Work required
Please transcribe the data below exactly. Leave the pictures out.

# # #

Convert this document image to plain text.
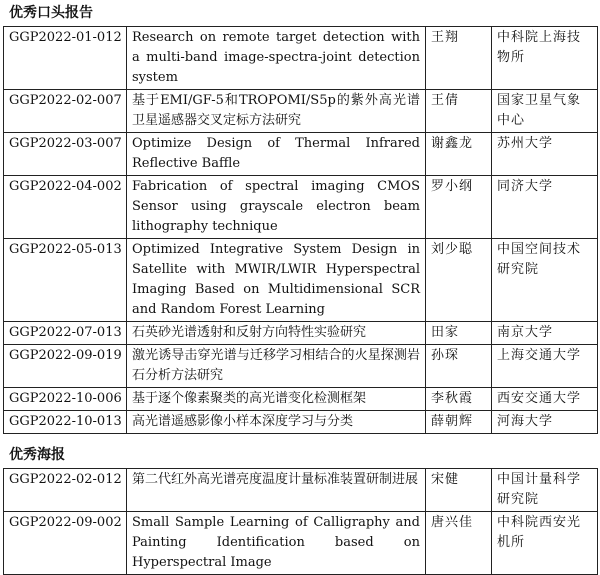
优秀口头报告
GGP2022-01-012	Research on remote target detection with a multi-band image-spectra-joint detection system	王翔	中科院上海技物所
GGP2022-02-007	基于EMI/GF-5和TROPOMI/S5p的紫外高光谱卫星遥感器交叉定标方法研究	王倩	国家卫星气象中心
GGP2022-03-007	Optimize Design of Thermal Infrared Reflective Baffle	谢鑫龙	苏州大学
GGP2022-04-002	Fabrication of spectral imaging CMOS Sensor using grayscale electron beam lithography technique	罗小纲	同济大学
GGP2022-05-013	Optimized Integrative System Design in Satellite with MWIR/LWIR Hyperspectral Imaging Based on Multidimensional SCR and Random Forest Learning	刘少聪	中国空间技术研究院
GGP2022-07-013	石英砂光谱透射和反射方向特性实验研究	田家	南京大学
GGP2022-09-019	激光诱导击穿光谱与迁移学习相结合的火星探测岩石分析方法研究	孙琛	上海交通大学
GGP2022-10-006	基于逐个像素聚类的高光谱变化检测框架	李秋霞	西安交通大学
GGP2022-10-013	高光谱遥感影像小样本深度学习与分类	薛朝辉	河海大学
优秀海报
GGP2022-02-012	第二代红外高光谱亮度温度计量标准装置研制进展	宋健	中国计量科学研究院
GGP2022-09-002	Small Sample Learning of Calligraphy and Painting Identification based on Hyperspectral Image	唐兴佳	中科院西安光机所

# # #

The result
Convert this document image to plain text.
优秀口头报告
GGP2022-01-012	Research on remote target detection with a multi-band image-spectra-joint detection system	王翔	中科院上海技物所
GGP2022-02-007	基于EMI/GF-5和TROPOMI/S5p的紫外高光谱卫星遥感器交叉定标方法研究	王倩	国家卫星气象中心
GGP2022-03-007	Optimize Design of Thermal Infrared Reflective Baffle	谢鑫龙	苏州大学
GGP2022-04-002	Fabrication of spectral imaging CMOS Sensor using grayscale electron beam lithography technique	罗小纲	同济大学
GGP2022-05-013	Optimized Integrative System Design in Satellite with MWIR/LWIR Hyperspectral Imaging Based on Multidimensional SCR and Random Forest Learning	刘少聪	中国空间技术研究院
GGP2022-07-013	石英砂光谱透射和反射方向特性实验研究	田家	南京大学
GGP2022-09-019	激光诱导击穿光谱与迁移学习相结合的火星探测岩石分析方法研究	孙琛	上海交通大学
GGP2022-10-006	基于逐个像素聚类的高光谱变化检测框架	李秋霞	西安交通大学
GGP2022-10-013	高光谱遥感影像小样本深度学习与分类	薛朝辉	河海大学
优秀海报
GGP2022-02-012	第二代红外高光谱亮度温度计量标准装置研制进展	宋健	中国计量科学研究院
GGP2022-09-002	Small Sample Learning of Calligraphy and Painting Identification based on Hyperspectral Image	唐兴佳	中科院西安光机所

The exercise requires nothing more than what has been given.